To be done. Copy out the records in full, word for word, without pictures.

(Saved entries)
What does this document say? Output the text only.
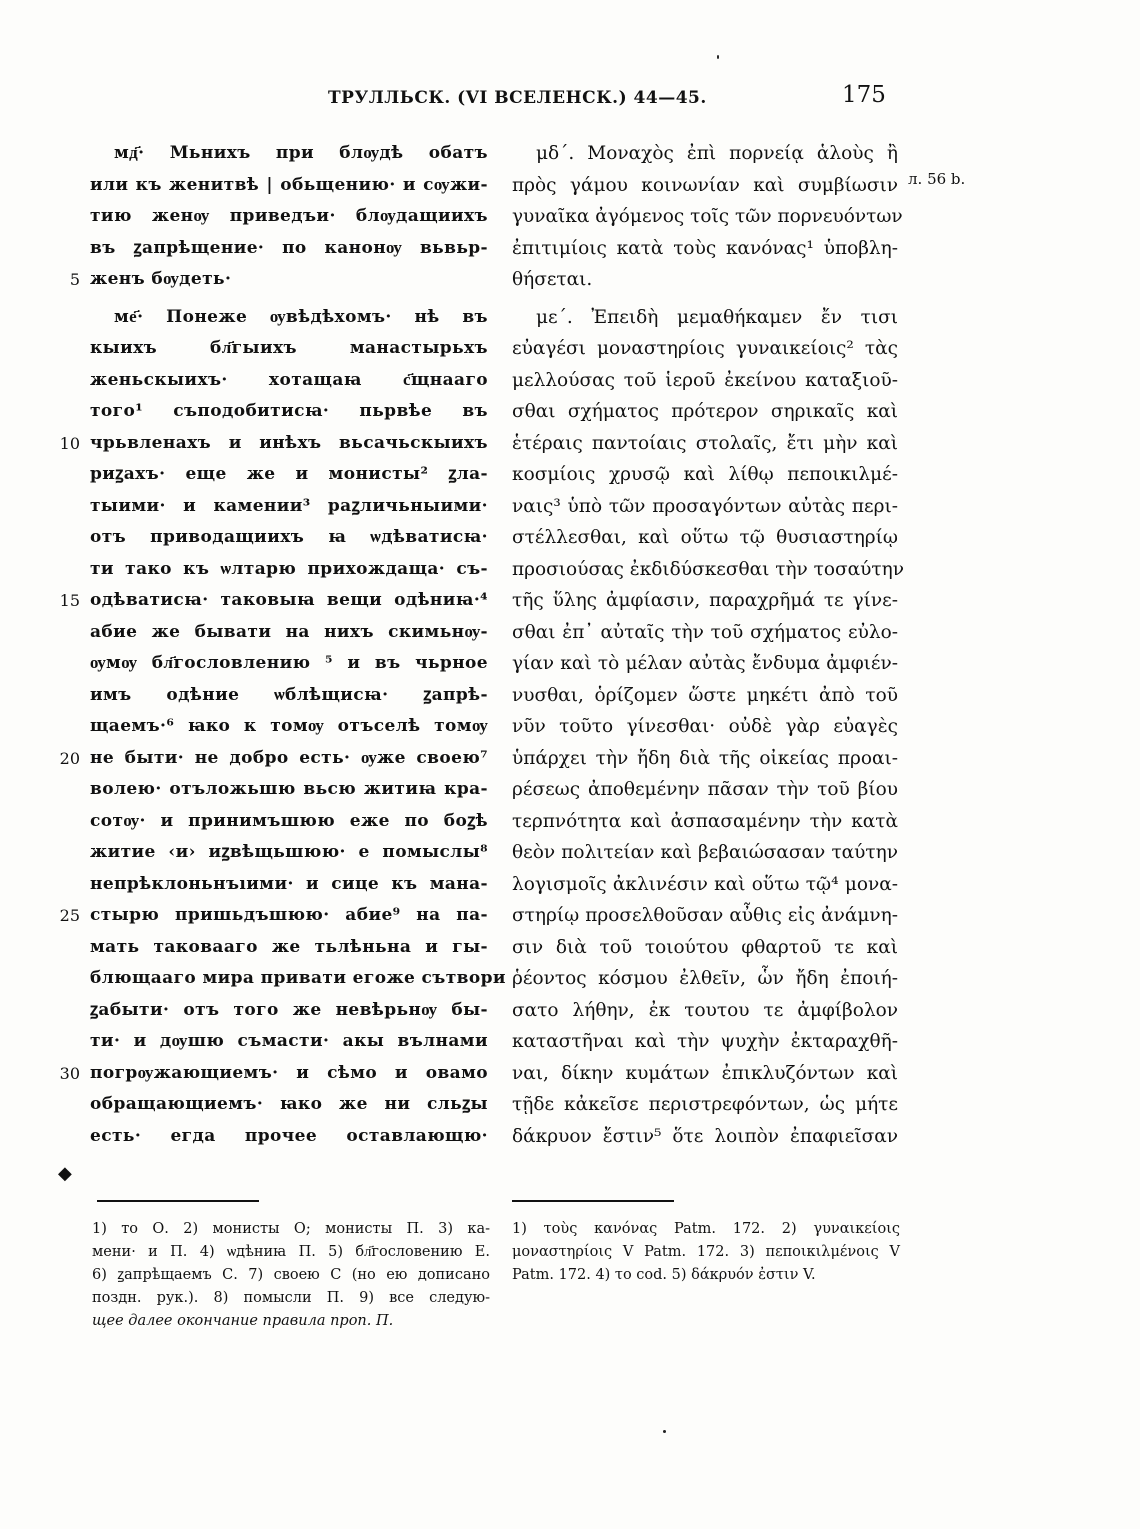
ТРУЛЛЬСК. (VI ВСЕЛЕНСК.) 44—45.	175
5
10
15
20
25
30
мд҃· Мьнихъ при блѹдѣ обатъ
или къ женитвѣ | обьщению· и сѹжи-
тию женѹ приведъи· блѹдащиихъ
въ ꙁапрѣщение· по канонѹ вьвьр-
женъ бѹдеть·
ме҃· Понеже ѹвѣдѣхомъ· нѣ въ
кыихъ бл҃гыихъ манастырьхъ
женьскыихъ· хотащаꙗ с҃щнааго
того¹ съподобитисꙗ· пьрвѣе въ
чрьвленахъ и инѣхъ вьсачьскыихъ
риꙁахъ· еще же и монисты² ꙁла-
тыими· и камении³ раꙁличьныими·
отъ приводащиихъ ꙗ ѡдѣватисꙗ·
ти тако къ ѡлтарю прихождаща· съ-
одѣватисꙗ· таковыꙗ вещи одѣниꙗ·⁴
абие же бывати на нихъ скимьнѹ-
ѹмѹ бл҃гословлению ⁵ и въ чьрное
имъ одѣние ѡблѣщисꙗ· ꙁапрѣ-
щаемъ·⁶ ꙗко к томѹ отъселѣ томѹ
не быти· не добро есть· ѹже своею⁷
волею· отъложьшю вьсю житиꙗ кра-
сотѹ· и принимъшюю еже по боꙁѣ
житие ‹и› иꙁвѣщьшюю· е помыслы⁸
непрѣклоньнъıими· и сице къ мана-
стырю пришьдъшюю· абие⁹ на па-
мать таковааго же тьлѣньна и гы-
блющааго мира привати егоже сътвори
ꙁабыти· отъ того же невѣрьнѹ бы-
ти· и дѹшю съмасти· акы вълнами
погрѹжающиемъ· и сѣмо и овамо
обращающиемъ· ꙗко же ни сльꙁы
есть· егда прочее оставлающю·
μδ΄. Μοναχὸς ἐπὶ πορνείᾳ ἁλοὺς ἢ
πρὸς γάμου κοινωνίαν καὶ συμβίωσιν
γυναῖκα ἀγόμενος τοῖς τῶν πορνευόντων
ἐπιτιμίοις κατὰ τοὺς κανόνας¹ ὑποβλη-
θήσεται.
με΄. Ἐπειδὴ μεμαθήκαμεν ἔν τισι
εὐαγέσι μοναστηρίοις γυναικείοις² τὰς
μελλούσας τοῦ ἱεροῦ ἐκείνου καταξιοῦ-
σθαι σχήματος πρότερον σηρικαῖς καὶ
ἑτέραις παντοίαις στολαῖς, ἔτι μὴν καὶ
κοσμίοις χρυσῷ καὶ λίθῳ πεποικιλμέ-
ναις³ ὑπὸ τῶν προσαγόντων αὐτὰς περι-
στέλλεσθαι, καὶ οὕτω τῷ θυσιαστηρίῳ
προσιούσας ἐκδιδύσκεσθαι τὴν τοσαύτην
τῆς ὕλης ἀμφίασιν, παραχρῆμά τε γίνε-
σθαι ἐπ᾽ αὐταῖς τὴν τοῦ σχήματος εὐλο-
γίαν καὶ τὸ μέλαν αὐτὰς ἔνδυμα ἀμφιέν-
νυσθαι, ὁρίζομεν ὥστε μηκέτι ἀπὸ τοῦ
νῦν τοῦτο γίνεσθαι· οὐδὲ γὰρ εὐαγὲς
ὑπάρχει τὴν ἤδη διὰ τῆς οἰκείας προαι-
ρέσεως ἀποθεμένην πᾶσαν τὴν τοῦ βίου
τερπνότητα καὶ ἀσπασαμένην τὴν κατὰ
θεὸν πολιτείαν καὶ βεβαιώσασαν ταύτην
λογισμοῖς ἀκλινέσιν καὶ οὕτω τῷ⁴ μονα-
στηρίῳ προσελθοῦσαν αὖθις εἰς ἀνάμνη-
σιν διὰ τοῦ τοιούτου φθαρτοῦ τε καὶ
ῥέοντος κόσμου ἐλθεῖν, ὧν ἤδη ἐποιή-
σατο λήθην, ἐκ τουτου τε ἀμφίβολον
καταστῆναι καὶ τὴν ψυχὴν ἐκταραχθῆ-
ναι, δίκην κυμάτων ἐπικλυζόντων καὶ
τῇδε κἀκεῖσε περιστρεφόντων, ὡς μήτε
δάκρυον ἔστιν⁵ ὅτε λοιπὸν ἐπαφιεῖσαν
л. 56 b.
◆
1) то О. 2) монисты О; монисты П. 3) ка-
мени· и П. 4) ѡдѣниꙗ П. 5) бл҃гословению Е.
6) ꙁапрѣщаемъ С. 7) своею С (но ею дописано
поздн. рук.). 8) помысли П. 9) все следую-
щее далее окончание правила проп. П.
1) τοὺς κανόνας Patm. 172. 2) γυναικείοις
μοναστηρίοις V Patm. 172. 3) πεποικιλμένοις V
Patm. 172. 4) το cod. 5) δάκρυόν ἐστιν V.
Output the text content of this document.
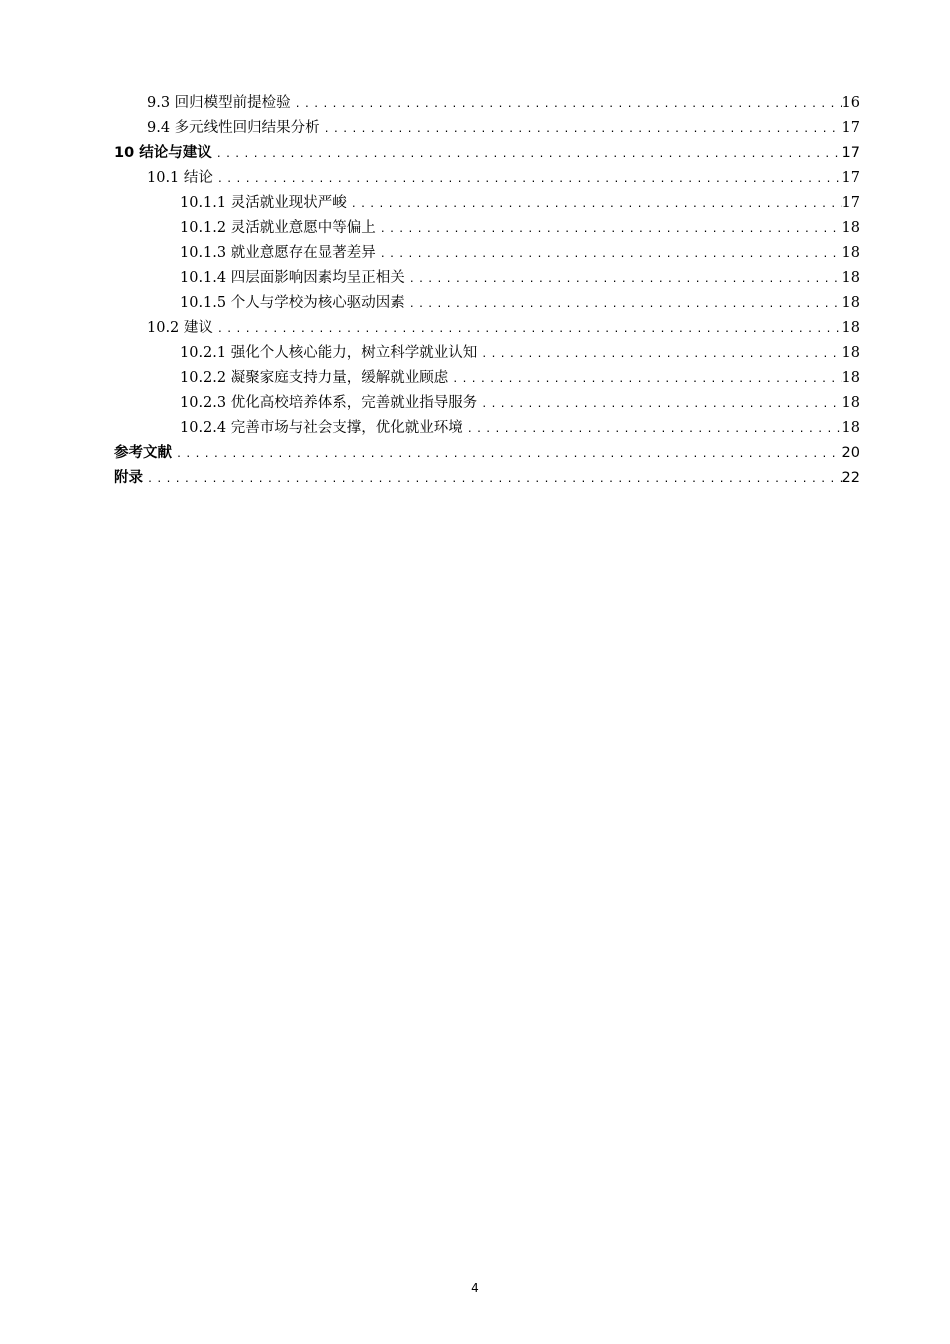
9.3 回归模型前提检验 .....	16
9.4 多元线性回归结果分析 .....	17
10 结论与建议 .....	17
10.1 结论 .....	17
10.1.1 灵活就业现状严峻 .....	17
10.1.2 灵活就业意愿中等偏上 .....	18
10.1.3 就业意愿存在显著差异 .....	18
10.1.4 四层面影响因素均呈正相关 .....	18
10.1.5 个人与学校为核心驱动因素 .....	18
10.2 建议 .....	18
10.2.1 强化个人核心能力，树立科学就业认知 .....	18
10.2.2 凝聚家庭支持力量，缓解就业顾虑 .....	18
10.2.3 优化高校培养体系，完善就业指导服务 .....	18
10.2.4 完善市场与社会支撑，优化就业环境 .....	18
参考文献 .....	20
附录 .....	22
4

Answer.
What does this document say? Output the text only.
ТРУЛЛЬСК. (VI ВСЕЛЕНСК.) 44—45.	175
5
10
15
20
25
30
мд҃· Мьнихъ при блѹдѣ обатъ
или къ женитвѣ | обьщению· и сѹжи-
тию женѹ приведъи· блѹдащиихъ
въ ꙁапрѣщение· по канонѹ вьвьр-
женъ бѹдеть·
ме҃· Понеже ѹвѣдѣхомъ· нѣ въ
кыихъ бл҃гыихъ манастырьхъ
женьскыихъ· хотащаꙗ с҃щнааго
того¹ съподобитисꙗ· пьрвѣе въ
чрьвленахъ и инѣхъ вьсачьскыихъ
риꙁахъ· еще же и монисты² ꙁла-
тыими· и камении³ раꙁличьныими·
отъ приводащиихъ ꙗ ѡдѣватисꙗ·
ти тако къ ѡлтарю прихождаща· съ-
одѣватисꙗ· таковыꙗ вещи одѣниꙗ·⁴
абие же бывати на нихъ скимьнѹ-
ѹмѹ бл҃гословлению ⁵ и въ чьрное
имъ одѣние ѡблѣщисꙗ· ꙁапрѣ-
щаемъ·⁶ ꙗко к томѹ отъселѣ томѹ
не быти· не добро есть· ѹже своею⁷
волею· отъложьшю вьсю житиꙗ кра-
сотѹ· и принимъшюю еже по боꙁѣ
житие ‹и› иꙁвѣщьшюю· е помыслы⁸
непрѣклоньнъıими· и сице къ мана-
стырю пришьдъшюю· абие⁹ на па-
мать таковааго же тьлѣньна и гы-
блющааго мира привати егоже сътвори
ꙁабыти· отъ того же невѣрьнѹ бы-
ти· и дѹшю съмасти· акы вълнами
погрѹжающиемъ· и сѣмо и овамо
обращающиемъ· ꙗко же ни сльꙁы
есть· егда прочее оставлающю·
μδ΄. Μοναχὸς ἐπὶ πορνείᾳ ἁλοὺς ἢ
πρὸς γάμου κοινωνίαν καὶ συμβίωσιν
γυναῖκα ἀγόμενος τοῖς τῶν πορνευόντων
ἐπιτιμίοις κατὰ τοὺς κανόνας¹ ὑποβλη-
θήσεται.
με΄. Ἐπειδὴ μεμαθήκαμεν ἔν τισι
εὐαγέσι μοναστηρίοις γυναικείοις² τὰς
μελλούσας τοῦ ἱεροῦ ἐκείνου καταξιοῦ-
σθαι σχήματος πρότερον σηρικαῖς καὶ
ἑτέραις παντοίαις στολαῖς, ἔτι μὴν καὶ
κοσμίοις χρυσῷ καὶ λίθῳ πεποικιλμέ-
ναις³ ὑπὸ τῶν προσαγόντων αὐτὰς περι-
στέλλεσθαι, καὶ οὕτω τῷ θυσιαστηρίῳ
προσιούσας ἐκδιδύσκεσθαι τὴν τοσαύτην
τῆς ὕλης ἀμφίασιν, παραχρῆμά τε γίνε-
σθαι ἐπ᾽ αὐταῖς τὴν τοῦ σχήματος εὐλο-
γίαν καὶ τὸ μέλαν αὐτὰς ἔνδυμα ἀμφιέν-
νυσθαι, ὁρίζομεν ὥστε μηκέτι ἀπὸ τοῦ
νῦν τοῦτο γίνεσθαι· οὐδὲ γὰρ εὐαγὲς
ὑπάρχει τὴν ἤδη διὰ τῆς οἰκείας προαι-
ρέσεως ἀποθεμένην πᾶσαν τὴν τοῦ βίου
τερπνότητα καὶ ἀσπασαμένην τὴν κατὰ
θεὸν πολιτείαν καὶ βεβαιώσασαν ταύτην
λογισμοῖς ἀκλινέσιν καὶ οὕτω τῷ⁴ μονα-
στηρίῳ προσελθοῦσαν αὖθις εἰς ἀνάμνη-
σιν διὰ τοῦ τοιούτου φθαρτοῦ τε καὶ
ῥέοντος κόσμου ἐλθεῖν, ὧν ἤδη ἐποιή-
σατο λήθην, ἐκ τουτου τε ἀμφίβολον
καταστῆναι καὶ τὴν ψυχὴν ἐκταραχθῆ-
ναι, δίκην κυμάτων ἐπικλυζόντων καὶ
τῇδε κἀκεῖσε περιστρεφόντων, ὡς μήτε
δάκρυον ἔστιν⁵ ὅτε λοιπὸν ἐπαφιεῖσαν
л. 56 b.
◆
1) то О. 2) монисты О; монисты П. 3) ка-
мени· и П. 4) ѡдѣниꙗ П. 5) бл҃гословению Е.
6) ꙁапрѣщаемъ С. 7) своею С (но ею дописано
поздн. рук.). 8) помысли П. 9) все следую-
щее далее окончание правила проп. П.
1) τοὺς κανόνας Patm. 172. 2) γυναικείοις
μοναστηρίοις V Patm. 172. 3) πεποικιλμένοις V
Patm. 172. 4) το cod. 5) δάκρυόν ἐστιν V.
Output the text content of this document.
9.3 回归模型前提检验 .....	16
9.4 多元线性回归结果分析 .....	17
10 结论与建议 .....	17
10.1 结论 .....	17
10.1.1 灵活就业现状严峻 .....	17
10.1.2 灵活就业意愿中等偏上 .....	18
10.1.3 就业意愿存在显著差异 .....	18
10.1.4 四层面影响因素均呈正相关 .....	18
10.1.5 个人与学校为核心驱动因素 .....	18
10.2 建议 .....	18
10.2.1 强化个人核心能力，树立科学就业认知 .....	18
10.2.2 凝聚家庭支持力量，缓解就业顾虑 .....	18
10.2.3 优化高校培养体系，完善就业指导服务 .....	18
10.2.4 完善市场与社会支撑，优化就业环境 .....	18
参考文献 .....	20
附录 .....	22
4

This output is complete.